Rows from a figure dataset
........

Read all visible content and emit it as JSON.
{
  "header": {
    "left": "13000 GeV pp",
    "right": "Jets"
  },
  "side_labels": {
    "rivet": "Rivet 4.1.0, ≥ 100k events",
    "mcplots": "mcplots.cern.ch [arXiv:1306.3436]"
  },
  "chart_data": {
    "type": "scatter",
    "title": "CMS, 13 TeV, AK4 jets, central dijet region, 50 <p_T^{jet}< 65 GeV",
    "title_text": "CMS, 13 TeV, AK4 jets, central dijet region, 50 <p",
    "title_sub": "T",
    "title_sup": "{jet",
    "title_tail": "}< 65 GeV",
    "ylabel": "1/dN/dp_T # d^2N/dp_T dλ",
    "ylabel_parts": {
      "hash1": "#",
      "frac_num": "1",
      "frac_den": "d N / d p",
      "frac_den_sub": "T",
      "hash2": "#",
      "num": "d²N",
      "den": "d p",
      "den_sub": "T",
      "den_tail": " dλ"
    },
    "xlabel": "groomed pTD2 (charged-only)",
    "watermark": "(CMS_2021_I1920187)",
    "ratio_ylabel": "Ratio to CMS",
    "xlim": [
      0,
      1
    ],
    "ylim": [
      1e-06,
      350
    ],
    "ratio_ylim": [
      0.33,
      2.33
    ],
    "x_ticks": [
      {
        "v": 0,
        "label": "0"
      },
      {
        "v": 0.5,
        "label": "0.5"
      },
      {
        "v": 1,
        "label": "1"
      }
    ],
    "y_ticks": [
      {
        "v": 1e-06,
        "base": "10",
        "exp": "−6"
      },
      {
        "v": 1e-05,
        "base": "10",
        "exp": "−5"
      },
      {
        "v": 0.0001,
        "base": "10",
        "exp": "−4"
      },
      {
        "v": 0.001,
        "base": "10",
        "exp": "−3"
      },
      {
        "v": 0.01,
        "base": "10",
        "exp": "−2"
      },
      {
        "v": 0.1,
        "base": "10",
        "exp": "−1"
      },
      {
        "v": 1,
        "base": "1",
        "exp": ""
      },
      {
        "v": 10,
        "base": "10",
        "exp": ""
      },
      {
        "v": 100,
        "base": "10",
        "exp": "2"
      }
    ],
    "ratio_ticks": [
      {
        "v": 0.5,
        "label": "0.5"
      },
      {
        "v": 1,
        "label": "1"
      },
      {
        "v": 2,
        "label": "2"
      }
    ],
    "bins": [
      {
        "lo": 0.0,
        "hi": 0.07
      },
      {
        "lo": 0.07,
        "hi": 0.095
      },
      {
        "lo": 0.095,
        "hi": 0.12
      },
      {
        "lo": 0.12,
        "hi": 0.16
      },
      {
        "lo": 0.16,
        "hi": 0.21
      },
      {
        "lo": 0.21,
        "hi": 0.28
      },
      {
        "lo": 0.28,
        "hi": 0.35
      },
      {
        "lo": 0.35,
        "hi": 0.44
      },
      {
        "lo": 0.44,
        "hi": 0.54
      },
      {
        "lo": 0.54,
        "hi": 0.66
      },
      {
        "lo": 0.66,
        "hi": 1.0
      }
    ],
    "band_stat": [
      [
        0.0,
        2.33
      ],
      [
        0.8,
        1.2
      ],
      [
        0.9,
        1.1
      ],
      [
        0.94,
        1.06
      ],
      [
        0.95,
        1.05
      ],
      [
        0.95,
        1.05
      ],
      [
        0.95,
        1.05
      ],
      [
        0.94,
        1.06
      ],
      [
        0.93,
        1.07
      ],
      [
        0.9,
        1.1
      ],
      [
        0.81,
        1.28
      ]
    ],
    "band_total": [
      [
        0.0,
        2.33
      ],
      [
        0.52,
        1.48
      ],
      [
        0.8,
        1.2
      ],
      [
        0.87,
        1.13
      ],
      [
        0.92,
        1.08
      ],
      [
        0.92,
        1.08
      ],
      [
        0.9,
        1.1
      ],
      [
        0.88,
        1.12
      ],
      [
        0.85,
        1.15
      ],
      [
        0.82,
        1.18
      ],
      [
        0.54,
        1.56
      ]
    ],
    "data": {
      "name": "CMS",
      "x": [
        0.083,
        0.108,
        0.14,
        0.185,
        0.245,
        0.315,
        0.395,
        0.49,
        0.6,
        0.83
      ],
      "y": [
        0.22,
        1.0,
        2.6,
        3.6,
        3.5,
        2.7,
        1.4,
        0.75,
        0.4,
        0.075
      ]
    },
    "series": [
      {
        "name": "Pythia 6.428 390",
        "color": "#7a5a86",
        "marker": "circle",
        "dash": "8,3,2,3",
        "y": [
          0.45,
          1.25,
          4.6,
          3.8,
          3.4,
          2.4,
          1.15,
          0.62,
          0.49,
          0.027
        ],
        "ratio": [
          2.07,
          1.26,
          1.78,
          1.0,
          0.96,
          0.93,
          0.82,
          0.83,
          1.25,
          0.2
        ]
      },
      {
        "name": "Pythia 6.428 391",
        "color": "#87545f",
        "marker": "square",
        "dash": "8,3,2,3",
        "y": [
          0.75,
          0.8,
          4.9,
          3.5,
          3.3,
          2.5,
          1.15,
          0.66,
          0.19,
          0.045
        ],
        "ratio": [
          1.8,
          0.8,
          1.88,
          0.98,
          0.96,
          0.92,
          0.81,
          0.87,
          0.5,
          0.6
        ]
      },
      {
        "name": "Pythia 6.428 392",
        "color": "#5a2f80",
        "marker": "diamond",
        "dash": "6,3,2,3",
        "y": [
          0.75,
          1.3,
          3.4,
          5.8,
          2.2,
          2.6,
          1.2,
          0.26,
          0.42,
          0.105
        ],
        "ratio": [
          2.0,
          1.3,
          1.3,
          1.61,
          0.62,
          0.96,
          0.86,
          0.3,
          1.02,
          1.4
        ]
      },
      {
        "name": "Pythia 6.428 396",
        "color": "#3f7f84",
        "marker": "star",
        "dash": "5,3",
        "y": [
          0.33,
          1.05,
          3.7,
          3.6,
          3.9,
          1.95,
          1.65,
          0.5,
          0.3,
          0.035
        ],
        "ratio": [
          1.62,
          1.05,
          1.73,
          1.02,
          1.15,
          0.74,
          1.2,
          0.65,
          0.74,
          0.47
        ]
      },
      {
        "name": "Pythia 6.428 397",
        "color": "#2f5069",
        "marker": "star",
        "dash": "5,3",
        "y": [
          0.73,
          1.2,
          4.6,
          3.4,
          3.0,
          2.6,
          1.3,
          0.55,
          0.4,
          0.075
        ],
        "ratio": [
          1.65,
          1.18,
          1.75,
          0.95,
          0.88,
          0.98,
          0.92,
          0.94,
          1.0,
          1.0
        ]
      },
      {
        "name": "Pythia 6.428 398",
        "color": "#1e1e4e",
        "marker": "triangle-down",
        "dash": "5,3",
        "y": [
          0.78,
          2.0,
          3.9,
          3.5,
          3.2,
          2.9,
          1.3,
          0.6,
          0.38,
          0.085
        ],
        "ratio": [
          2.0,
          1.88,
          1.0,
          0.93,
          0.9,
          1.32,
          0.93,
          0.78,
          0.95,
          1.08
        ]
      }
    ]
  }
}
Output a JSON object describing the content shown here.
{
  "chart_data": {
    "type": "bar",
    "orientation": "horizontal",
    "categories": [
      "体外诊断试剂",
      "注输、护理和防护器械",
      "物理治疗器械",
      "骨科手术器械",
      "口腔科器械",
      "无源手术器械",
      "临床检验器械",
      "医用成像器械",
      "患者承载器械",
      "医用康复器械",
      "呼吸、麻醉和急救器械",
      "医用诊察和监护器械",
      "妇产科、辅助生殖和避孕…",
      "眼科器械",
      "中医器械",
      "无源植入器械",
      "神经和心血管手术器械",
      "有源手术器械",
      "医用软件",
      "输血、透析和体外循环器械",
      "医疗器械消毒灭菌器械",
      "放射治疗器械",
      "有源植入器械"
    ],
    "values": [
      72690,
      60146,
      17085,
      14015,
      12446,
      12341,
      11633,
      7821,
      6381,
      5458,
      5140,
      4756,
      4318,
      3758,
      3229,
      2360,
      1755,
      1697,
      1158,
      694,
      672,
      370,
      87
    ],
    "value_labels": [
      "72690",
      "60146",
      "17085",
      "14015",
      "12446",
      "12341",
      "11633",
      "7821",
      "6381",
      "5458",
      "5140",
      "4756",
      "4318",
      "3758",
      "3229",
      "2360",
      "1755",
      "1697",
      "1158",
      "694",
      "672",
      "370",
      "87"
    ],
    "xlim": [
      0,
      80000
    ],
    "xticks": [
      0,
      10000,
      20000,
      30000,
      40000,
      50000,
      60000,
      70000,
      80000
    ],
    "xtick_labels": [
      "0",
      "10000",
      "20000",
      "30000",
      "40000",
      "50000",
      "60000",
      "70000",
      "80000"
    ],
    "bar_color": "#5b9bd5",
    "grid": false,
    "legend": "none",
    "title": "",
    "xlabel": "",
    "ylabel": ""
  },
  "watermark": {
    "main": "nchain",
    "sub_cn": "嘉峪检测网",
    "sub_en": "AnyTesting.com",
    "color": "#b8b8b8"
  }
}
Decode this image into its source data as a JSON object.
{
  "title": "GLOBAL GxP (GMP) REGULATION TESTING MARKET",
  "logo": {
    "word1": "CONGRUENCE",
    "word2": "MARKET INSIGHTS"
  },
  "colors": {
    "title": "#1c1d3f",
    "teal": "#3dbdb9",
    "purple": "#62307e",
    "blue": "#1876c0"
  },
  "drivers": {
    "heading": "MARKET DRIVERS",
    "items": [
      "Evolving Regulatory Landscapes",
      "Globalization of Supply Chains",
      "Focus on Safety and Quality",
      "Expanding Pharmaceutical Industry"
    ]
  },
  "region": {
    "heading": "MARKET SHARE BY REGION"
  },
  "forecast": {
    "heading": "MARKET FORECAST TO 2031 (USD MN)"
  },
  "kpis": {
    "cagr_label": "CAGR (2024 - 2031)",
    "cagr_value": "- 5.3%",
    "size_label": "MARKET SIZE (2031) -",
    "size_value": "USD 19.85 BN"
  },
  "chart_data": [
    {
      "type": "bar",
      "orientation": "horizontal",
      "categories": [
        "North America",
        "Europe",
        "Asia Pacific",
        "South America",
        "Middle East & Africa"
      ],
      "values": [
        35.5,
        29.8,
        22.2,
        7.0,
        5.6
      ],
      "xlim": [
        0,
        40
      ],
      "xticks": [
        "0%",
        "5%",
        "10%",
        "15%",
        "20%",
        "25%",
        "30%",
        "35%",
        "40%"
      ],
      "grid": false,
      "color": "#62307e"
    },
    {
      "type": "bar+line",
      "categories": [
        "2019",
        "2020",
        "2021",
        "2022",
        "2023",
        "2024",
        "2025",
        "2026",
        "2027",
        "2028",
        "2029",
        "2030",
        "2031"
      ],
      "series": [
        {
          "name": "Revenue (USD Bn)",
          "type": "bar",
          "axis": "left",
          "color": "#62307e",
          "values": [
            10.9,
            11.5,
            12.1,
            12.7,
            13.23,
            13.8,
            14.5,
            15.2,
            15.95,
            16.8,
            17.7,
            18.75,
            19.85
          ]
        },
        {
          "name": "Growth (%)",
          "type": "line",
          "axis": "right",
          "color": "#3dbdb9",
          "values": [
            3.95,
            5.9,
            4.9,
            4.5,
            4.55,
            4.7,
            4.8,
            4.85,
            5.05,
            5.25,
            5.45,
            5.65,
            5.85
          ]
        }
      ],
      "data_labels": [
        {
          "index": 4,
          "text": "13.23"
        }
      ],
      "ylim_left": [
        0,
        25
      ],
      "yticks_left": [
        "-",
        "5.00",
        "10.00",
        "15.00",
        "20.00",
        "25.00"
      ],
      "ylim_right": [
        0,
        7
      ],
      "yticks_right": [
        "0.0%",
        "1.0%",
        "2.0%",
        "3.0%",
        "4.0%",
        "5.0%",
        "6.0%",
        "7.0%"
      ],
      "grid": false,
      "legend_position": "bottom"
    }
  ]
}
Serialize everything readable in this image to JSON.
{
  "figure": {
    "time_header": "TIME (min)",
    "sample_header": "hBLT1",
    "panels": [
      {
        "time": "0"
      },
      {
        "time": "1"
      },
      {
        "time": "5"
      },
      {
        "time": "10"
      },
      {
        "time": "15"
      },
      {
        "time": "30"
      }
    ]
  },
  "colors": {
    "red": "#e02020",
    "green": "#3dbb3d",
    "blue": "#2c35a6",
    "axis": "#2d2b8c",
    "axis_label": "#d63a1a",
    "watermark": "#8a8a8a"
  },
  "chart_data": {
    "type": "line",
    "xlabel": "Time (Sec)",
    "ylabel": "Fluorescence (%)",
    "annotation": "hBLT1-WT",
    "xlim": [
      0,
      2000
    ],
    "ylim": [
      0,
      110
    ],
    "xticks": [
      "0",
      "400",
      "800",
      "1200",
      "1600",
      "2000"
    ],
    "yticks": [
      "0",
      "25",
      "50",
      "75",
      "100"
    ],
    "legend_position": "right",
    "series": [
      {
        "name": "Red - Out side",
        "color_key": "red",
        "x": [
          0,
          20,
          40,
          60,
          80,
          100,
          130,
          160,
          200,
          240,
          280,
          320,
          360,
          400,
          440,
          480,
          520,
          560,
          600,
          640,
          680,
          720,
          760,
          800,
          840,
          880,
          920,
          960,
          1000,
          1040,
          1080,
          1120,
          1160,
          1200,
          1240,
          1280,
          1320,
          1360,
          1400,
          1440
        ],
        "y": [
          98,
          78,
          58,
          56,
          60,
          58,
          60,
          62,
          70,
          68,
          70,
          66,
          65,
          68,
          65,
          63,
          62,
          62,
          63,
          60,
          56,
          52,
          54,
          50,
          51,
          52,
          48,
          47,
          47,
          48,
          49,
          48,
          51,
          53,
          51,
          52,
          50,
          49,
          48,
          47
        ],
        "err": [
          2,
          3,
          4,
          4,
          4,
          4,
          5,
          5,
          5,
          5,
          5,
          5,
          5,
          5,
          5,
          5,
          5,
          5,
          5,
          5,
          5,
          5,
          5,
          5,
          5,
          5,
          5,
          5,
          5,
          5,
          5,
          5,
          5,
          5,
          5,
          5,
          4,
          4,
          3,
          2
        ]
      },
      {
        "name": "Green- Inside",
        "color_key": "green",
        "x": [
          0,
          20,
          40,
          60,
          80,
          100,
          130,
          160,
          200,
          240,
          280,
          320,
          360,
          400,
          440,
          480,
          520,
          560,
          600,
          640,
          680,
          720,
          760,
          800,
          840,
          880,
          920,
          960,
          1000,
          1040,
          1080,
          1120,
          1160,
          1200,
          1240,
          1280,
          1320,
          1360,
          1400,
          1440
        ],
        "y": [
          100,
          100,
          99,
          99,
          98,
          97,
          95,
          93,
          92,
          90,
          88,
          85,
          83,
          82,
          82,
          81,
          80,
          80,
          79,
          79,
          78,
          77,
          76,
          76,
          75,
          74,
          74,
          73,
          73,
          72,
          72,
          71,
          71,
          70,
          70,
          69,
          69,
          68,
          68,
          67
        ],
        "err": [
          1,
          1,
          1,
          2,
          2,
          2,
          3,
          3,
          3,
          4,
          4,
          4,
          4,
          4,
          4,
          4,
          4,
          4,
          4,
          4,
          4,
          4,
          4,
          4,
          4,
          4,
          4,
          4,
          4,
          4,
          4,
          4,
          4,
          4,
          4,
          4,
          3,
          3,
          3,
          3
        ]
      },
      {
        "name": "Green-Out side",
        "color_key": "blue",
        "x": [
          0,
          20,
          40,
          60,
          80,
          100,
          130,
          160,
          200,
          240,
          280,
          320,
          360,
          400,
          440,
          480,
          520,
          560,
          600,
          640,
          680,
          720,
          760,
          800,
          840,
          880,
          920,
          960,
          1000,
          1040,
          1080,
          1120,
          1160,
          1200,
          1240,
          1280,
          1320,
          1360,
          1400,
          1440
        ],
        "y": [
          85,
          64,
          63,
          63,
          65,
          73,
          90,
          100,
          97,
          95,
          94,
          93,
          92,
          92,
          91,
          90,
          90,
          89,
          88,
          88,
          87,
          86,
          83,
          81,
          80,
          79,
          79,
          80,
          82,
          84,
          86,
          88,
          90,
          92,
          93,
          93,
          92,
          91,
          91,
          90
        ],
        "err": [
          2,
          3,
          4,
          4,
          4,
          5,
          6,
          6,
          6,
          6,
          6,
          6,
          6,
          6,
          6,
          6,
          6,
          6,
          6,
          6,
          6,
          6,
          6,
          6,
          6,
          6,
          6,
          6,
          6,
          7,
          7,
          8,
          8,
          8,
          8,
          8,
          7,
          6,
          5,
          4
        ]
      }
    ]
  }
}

........

Request
Find every line in the records above that holds the word "dijet", and copy each one.

Final result
    "title": "CMS, 13 TeV, AK4 jets, central dijet region, 50 <p_T^{jet}< 65 GeV",
    "title_text": "CMS, 13 TeV, AK4 jets, central dijet region, 50 <p",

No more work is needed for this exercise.